═════ INFORMATION GIVEN ═════
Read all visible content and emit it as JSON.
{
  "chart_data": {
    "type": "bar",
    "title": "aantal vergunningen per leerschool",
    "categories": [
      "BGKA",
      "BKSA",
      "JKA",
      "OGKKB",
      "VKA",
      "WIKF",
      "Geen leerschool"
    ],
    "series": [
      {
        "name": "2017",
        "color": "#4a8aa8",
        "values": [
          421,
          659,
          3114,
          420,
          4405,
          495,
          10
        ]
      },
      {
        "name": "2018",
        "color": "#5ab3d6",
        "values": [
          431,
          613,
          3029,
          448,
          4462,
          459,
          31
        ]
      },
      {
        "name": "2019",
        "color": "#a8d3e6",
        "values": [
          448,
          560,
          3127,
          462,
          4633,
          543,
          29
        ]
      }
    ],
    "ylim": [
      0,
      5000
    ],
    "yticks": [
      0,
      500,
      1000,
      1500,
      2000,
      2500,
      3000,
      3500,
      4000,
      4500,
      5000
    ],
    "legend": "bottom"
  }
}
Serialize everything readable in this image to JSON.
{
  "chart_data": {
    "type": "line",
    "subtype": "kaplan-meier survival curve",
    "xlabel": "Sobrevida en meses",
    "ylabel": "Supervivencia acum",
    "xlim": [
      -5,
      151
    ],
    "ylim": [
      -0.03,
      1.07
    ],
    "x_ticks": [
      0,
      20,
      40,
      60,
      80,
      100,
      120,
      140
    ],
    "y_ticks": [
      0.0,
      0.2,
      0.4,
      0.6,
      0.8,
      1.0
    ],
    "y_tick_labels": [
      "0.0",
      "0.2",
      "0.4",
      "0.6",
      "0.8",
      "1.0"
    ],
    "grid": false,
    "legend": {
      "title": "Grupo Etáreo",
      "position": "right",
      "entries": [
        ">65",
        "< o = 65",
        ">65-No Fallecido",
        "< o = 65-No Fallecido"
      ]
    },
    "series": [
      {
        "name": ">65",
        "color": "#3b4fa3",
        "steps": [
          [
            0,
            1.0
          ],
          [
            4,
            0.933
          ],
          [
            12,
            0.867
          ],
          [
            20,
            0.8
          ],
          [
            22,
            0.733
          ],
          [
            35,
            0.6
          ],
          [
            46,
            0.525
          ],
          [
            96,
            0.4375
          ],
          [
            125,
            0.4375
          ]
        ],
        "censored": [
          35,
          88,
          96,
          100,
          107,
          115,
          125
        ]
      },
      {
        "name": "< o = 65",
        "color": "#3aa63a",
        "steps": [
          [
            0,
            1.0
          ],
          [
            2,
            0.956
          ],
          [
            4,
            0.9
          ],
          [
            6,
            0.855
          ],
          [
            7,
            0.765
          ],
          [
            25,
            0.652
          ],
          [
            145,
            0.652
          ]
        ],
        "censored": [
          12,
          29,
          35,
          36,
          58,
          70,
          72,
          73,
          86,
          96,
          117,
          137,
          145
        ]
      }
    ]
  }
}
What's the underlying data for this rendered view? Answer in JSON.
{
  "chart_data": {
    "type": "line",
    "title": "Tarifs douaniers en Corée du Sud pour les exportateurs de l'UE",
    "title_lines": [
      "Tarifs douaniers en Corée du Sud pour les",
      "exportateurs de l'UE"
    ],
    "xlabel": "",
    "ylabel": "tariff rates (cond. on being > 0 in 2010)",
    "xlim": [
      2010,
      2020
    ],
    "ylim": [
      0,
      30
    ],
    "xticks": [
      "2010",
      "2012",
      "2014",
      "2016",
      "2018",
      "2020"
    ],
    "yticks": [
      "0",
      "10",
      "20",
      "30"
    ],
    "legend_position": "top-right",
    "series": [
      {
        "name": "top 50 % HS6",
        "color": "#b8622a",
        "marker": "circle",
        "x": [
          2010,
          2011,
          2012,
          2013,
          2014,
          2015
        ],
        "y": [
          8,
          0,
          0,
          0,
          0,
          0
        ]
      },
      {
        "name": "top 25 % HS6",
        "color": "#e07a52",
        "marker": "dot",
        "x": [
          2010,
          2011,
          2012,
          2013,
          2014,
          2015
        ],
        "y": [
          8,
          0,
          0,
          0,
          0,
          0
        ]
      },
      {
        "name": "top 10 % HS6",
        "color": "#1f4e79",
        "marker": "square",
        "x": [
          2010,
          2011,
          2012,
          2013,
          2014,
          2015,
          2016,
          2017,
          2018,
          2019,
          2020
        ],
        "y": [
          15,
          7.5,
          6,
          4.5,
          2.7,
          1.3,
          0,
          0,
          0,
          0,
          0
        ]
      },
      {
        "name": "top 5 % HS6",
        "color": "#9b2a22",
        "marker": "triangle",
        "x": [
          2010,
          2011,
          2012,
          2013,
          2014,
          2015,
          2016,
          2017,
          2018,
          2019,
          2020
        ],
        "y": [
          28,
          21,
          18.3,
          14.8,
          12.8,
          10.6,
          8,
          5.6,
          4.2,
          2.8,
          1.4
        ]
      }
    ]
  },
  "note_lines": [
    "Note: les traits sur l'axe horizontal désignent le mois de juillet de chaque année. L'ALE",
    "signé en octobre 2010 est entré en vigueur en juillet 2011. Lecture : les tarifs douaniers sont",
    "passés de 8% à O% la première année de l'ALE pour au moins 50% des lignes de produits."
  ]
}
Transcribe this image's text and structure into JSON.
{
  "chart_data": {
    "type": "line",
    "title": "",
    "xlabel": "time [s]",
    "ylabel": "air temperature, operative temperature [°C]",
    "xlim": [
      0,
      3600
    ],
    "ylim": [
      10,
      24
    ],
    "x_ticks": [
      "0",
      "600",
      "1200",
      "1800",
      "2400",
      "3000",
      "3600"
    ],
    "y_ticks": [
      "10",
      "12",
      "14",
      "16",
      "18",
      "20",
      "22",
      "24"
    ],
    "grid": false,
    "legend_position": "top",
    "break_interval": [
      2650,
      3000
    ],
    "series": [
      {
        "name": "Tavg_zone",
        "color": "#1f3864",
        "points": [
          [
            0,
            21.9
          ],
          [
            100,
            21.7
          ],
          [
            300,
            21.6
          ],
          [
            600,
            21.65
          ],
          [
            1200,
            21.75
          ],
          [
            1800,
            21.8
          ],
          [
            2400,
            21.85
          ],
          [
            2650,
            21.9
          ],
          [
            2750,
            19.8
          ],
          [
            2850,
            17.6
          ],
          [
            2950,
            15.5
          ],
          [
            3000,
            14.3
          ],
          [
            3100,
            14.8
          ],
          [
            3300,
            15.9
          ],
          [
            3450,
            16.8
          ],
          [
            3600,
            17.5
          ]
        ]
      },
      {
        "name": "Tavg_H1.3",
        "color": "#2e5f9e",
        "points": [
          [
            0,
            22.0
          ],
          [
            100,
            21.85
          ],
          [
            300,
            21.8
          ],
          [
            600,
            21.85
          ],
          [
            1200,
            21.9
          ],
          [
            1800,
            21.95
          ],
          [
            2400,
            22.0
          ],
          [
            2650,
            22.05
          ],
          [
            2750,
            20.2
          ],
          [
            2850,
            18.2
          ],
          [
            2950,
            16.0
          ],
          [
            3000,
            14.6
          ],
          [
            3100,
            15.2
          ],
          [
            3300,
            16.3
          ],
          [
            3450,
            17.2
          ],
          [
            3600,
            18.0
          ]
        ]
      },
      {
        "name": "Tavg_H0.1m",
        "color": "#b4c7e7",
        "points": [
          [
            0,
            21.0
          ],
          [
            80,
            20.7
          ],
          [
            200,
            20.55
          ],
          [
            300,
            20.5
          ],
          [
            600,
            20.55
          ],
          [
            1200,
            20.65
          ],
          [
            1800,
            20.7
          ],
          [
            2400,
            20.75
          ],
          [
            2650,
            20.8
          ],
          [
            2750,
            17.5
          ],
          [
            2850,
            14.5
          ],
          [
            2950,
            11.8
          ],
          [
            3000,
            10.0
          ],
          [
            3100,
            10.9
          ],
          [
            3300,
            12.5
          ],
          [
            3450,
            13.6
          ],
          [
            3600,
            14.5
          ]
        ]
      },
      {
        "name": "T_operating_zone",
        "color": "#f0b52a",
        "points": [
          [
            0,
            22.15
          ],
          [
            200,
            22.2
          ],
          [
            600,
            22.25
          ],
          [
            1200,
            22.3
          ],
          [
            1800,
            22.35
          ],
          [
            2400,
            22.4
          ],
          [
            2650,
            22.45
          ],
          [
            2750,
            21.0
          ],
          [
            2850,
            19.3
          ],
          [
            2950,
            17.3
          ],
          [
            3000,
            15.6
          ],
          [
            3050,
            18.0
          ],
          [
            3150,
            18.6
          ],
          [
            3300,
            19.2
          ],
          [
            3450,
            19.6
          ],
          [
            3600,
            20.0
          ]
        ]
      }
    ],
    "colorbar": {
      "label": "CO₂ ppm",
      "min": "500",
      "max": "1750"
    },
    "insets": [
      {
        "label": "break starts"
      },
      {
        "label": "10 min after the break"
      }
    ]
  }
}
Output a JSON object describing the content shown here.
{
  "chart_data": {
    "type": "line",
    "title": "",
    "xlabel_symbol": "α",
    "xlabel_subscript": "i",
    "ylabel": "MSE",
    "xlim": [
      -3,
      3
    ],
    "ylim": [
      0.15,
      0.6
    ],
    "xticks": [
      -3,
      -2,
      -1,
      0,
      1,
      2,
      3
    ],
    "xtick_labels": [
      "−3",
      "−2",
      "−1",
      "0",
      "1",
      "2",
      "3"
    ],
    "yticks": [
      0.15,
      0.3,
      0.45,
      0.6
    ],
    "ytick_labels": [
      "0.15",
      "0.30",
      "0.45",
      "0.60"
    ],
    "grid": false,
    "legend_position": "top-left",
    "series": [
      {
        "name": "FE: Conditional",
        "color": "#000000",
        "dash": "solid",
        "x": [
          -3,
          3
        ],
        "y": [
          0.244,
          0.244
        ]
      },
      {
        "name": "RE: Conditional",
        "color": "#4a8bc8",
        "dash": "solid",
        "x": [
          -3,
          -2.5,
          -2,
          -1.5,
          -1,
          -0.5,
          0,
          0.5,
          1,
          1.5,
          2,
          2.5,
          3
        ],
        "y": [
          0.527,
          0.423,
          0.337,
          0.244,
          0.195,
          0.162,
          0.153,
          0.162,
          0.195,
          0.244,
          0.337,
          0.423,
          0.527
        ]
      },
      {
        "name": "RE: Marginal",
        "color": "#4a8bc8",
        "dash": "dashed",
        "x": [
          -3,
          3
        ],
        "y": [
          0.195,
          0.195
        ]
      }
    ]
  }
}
═════
#### SHORT EXERCISE:
Find each line that has the word "juillet", then copy it out.

#### RESPONSE:
    "Note: les traits sur l'axe horizontal désignent le mois de juillet de chaque année. L'ALE",
    "signé en octobre 2010 est entré en vigueur en juillet 2011. Lecture : les tarifs douaniers sont",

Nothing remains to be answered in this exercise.